### Excerpted data

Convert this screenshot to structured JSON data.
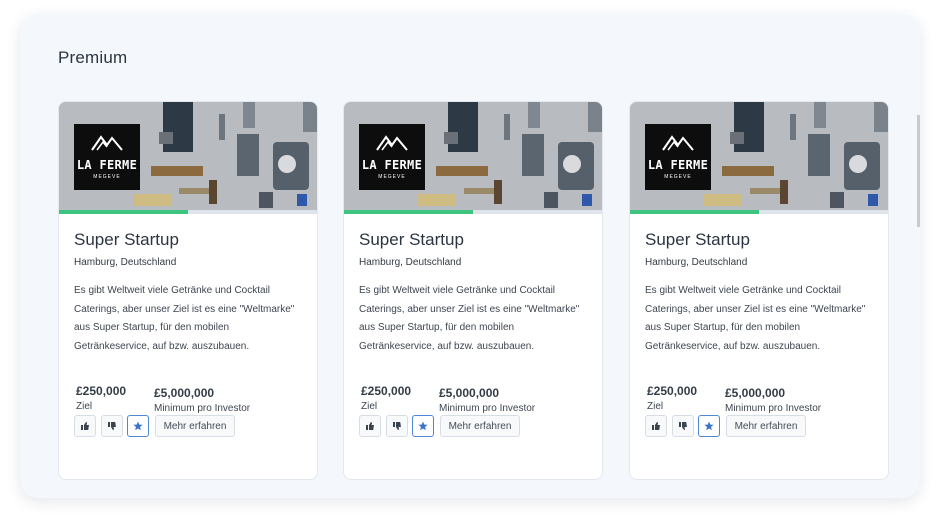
{
  "section": {
    "title": "Premium"
  },
  "cards": [
    {
      "logo": {
        "name": "LA FERME",
        "sub": "MEGEVE"
      },
      "progress": 0.5,
      "title": "Super Startup",
      "location": "Hamburg, Deutschland",
      "description": "Es gibt Weltweit viele Getränke und Cocktail Caterings, aber unser Ziel ist es eine \"Weltmarke\" aus Super Startup, für den mobilen Getränkeservice, auf bzw. auszubauen.",
      "goal": {
        "value": "£250,000",
        "label": "Ziel"
      },
      "minimum": {
        "value": "£5,000,000",
        "label": "Minimum pro Investor"
      },
      "actions": {
        "like": "thumbs-up-icon",
        "dislike": "thumbs-down-icon",
        "favorite": "star-icon",
        "more_label": "Mehr erfahren"
      }
    },
    {
      "logo": {
        "name": "LA FERME",
        "sub": "MEGEVE"
      },
      "progress": 0.5,
      "title": "Super Startup",
      "location": "Hamburg, Deutschland",
      "description": "Es gibt Weltweit viele Getränke und Cocktail Caterings, aber unser Ziel ist es eine \"Weltmarke\" aus Super Startup, für den mobilen Getränkeservice, auf bzw. auszubauen.",
      "goal": {
        "value": "£250,000",
        "label": "Ziel"
      },
      "minimum": {
        "value": "£5,000,000",
        "label": "Minimum pro Investor"
      },
      "actions": {
        "like": "thumbs-up-icon",
        "dislike": "thumbs-down-icon",
        "favorite": "star-icon",
        "more_label": "Mehr erfahren"
      }
    },
    {
      "logo": {
        "name": "LA FERME",
        "sub": "MEGEVE"
      },
      "progress": 0.5,
      "title": "Super Startup",
      "location": "Hamburg, Deutschland",
      "description": "Es gibt Weltweit viele Getränke und Cocktail Caterings, aber unser Ziel ist es eine \"Weltmarke\" aus Super Startup, für den mobilen Getränkeservice, auf bzw. auszubauen.",
      "goal": {
        "value": "£250,000",
        "label": "Ziel"
      },
      "minimum": {
        "value": "£5,000,000",
        "label": "Minimum pro Investor"
      },
      "actions": {
        "like": "thumbs-up-icon",
        "dislike": "thumbs-down-icon",
        "favorite": "star-icon",
        "more_label": "Mehr erfahren"
      }
    }
  ],
  "colors": {
    "progress": "#3dc47e",
    "favorite": "#3a74cc",
    "panel": "#f4f7fb"
  }
}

### Exercise details
Repeat the material above verbatim. Leave the pictures behind.

### Answer to this task
Convert this screenshot to structured JSON data.
{
  "section": {
    "title": "Premium"
  },
  "cards": [
    {
      "logo": {
        "name": "LA FERME",
        "sub": "MEGEVE"
      },
      "progress": 0.5,
      "title": "Super Startup",
      "location": "Hamburg, Deutschland",
      "description": "Es gibt Weltweit viele Getränke und Cocktail Caterings, aber unser Ziel ist es eine \"Weltmarke\" aus Super Startup, für den mobilen Getränkeservice, auf bzw. auszubauen.",
      "goal": {
        "value": "£250,000",
        "label": "Ziel"
      },
      "minimum": {
        "value": "£5,000,000",
        "label": "Minimum pro Investor"
      },
      "actions": {
        "like": "thumbs-up-icon",
        "dislike": "thumbs-down-icon",
        "favorite": "star-icon",
        "more_label": "Mehr erfahren"
      }
    },
    {
      "logo": {
        "name": "LA FERME",
        "sub": "MEGEVE"
      },
      "progress": 0.5,
      "title": "Super Startup",
      "location": "Hamburg, Deutschland",
      "description": "Es gibt Weltweit viele Getränke und Cocktail Caterings, aber unser Ziel ist es eine \"Weltmarke\" aus Super Startup, für den mobilen Getränkeservice, auf bzw. auszubauen.",
      "goal": {
        "value": "£250,000",
        "label": "Ziel"
      },
      "minimum": {
        "value": "£5,000,000",
        "label": "Minimum pro Investor"
      },
      "actions": {
        "like": "thumbs-up-icon",
        "dislike": "thumbs-down-icon",
        "favorite": "star-icon",
        "more_label": "Mehr erfahren"
      }
    },
    {
      "logo": {
        "name": "LA FERME",
        "sub": "MEGEVE"
      },
      "progress": 0.5,
      "title": "Super Startup",
      "location": "Hamburg, Deutschland",
      "description": "Es gibt Weltweit viele Getränke und Cocktail Caterings, aber unser Ziel ist es eine \"Weltmarke\" aus Super Startup, für den mobilen Getränkeservice, auf bzw. auszubauen.",
      "goal": {
        "value": "£250,000",
        "label": "Ziel"
      },
      "minimum": {
        "value": "£5,000,000",
        "label": "Minimum pro Investor"
      },
      "actions": {
        "like": "thumbs-up-icon",
        "dislike": "thumbs-down-icon",
        "favorite": "star-icon",
        "more_label": "Mehr erfahren"
      }
    }
  ],
  "colors": {
    "progress": "#3dc47e",
    "favorite": "#3a74cc",
    "panel": "#f4f7fb"
  }
}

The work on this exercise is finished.